CONSIGNE:
Veuillez recopier mot pour mot toutes les lignes des données ci-dessous, sans en omettre aucune.

..........

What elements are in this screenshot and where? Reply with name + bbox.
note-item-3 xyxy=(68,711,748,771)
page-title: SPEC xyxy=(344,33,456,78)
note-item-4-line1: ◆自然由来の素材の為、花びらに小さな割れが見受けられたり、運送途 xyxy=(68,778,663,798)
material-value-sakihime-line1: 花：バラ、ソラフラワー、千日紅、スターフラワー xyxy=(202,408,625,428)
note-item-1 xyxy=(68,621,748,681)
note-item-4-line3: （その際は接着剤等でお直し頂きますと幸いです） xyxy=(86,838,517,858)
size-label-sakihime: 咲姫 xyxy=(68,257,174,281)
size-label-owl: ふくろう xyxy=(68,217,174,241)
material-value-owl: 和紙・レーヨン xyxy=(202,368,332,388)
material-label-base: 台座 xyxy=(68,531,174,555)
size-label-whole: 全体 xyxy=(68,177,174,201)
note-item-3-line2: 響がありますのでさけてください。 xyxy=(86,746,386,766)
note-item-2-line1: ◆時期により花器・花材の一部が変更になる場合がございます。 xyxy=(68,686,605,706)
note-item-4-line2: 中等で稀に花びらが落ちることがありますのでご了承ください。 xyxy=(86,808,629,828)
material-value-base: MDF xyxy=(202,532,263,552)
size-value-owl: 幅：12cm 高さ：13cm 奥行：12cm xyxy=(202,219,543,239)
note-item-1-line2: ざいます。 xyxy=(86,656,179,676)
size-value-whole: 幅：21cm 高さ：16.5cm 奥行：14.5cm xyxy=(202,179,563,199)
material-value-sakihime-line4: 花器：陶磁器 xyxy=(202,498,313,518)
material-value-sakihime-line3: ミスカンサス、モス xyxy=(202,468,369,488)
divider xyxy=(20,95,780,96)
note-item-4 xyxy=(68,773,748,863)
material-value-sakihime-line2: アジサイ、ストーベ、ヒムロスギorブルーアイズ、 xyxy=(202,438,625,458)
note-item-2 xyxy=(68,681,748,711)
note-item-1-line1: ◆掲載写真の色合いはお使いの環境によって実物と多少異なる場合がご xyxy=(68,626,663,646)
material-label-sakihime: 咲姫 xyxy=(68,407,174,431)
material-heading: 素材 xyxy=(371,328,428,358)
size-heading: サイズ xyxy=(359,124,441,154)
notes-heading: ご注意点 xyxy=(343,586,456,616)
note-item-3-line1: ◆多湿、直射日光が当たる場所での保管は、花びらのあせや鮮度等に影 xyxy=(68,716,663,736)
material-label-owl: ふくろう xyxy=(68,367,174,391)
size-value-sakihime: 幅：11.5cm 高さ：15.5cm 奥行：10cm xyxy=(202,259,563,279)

..........

RÉPONSE:
What elements are in this screenshot and where? Reply with name + bbox.
note-item-3 xyxy=(68,711,748,771)
page-title: SPEC xyxy=(344,33,456,78)
note-item-4-line1: ◆自然由来の素材の為、花びらに小さな割れが見受けられたり、運送途 xyxy=(68,778,663,798)
material-value-sakihime-line1: 花：バラ、ソラフラワー、千日紅、スターフラワー xyxy=(202,408,625,428)
note-item-1 xyxy=(68,621,748,681)
note-item-4-line3: （その際は接着剤等でお直し頂きますと幸いです） xyxy=(86,838,517,858)
size-label-sakihime: 咲姫 xyxy=(68,257,174,281)
size-label-owl: ふくろう xyxy=(68,217,174,241)
material-value-owl: 和紙・レーヨン xyxy=(202,368,332,388)
material-label-base: 台座 xyxy=(68,531,174,555)
size-label-whole: 全体 xyxy=(68,177,174,201)
note-item-3-line2: 響がありますのでさけてください。 xyxy=(86,746,386,766)
note-item-2-line1: ◆時期により花器・花材の一部が変更になる場合がございます。 xyxy=(68,686,605,706)
note-item-4-line2: 中等で稀に花びらが落ちることがありますのでご了承ください。 xyxy=(86,808,629,828)
material-value-base: MDF xyxy=(202,532,263,552)
size-value-owl: 幅：12cm 高さ：13cm 奥行：12cm xyxy=(202,219,543,239)
note-item-1-line2: ざいます。 xyxy=(86,656,179,676)
size-value-whole: 幅：21cm 高さ：16.5cm 奥行：14.5cm xyxy=(202,179,563,199)
material-value-sakihime-line4: 花器：陶磁器 xyxy=(202,498,313,518)
material-value-sakihime-line3: ミスカンサス、モス xyxy=(202,468,369,488)
divider xyxy=(20,95,780,96)
note-item-4 xyxy=(68,773,748,863)
material-value-sakihime-line2: アジサイ、ストーベ、ヒムロスギorブルーアイズ、 xyxy=(202,438,625,458)
note-item-2 xyxy=(68,681,748,711)
note-item-1-line1: ◆掲載写真の色合いはお使いの環境によって実物と多少異なる場合がご xyxy=(68,626,663,646)
material-label-sakihime: 咲姫 xyxy=(68,407,174,431)
material-heading: 素材 xyxy=(371,328,428,358)
size-heading: サイズ xyxy=(359,124,441,154)
notes-heading: ご注意点 xyxy=(343,586,456,616)
note-item-3-line1: ◆多湿、直射日光が当たる場所での保管は、花びらのあせや鮮度等に影 xyxy=(68,716,663,736)
material-label-owl: ふくろう xyxy=(68,367,174,391)
size-value-sakihime: 幅：11.5cm 高さ：15.5cm 奥行：10cm xyxy=(202,259,563,279)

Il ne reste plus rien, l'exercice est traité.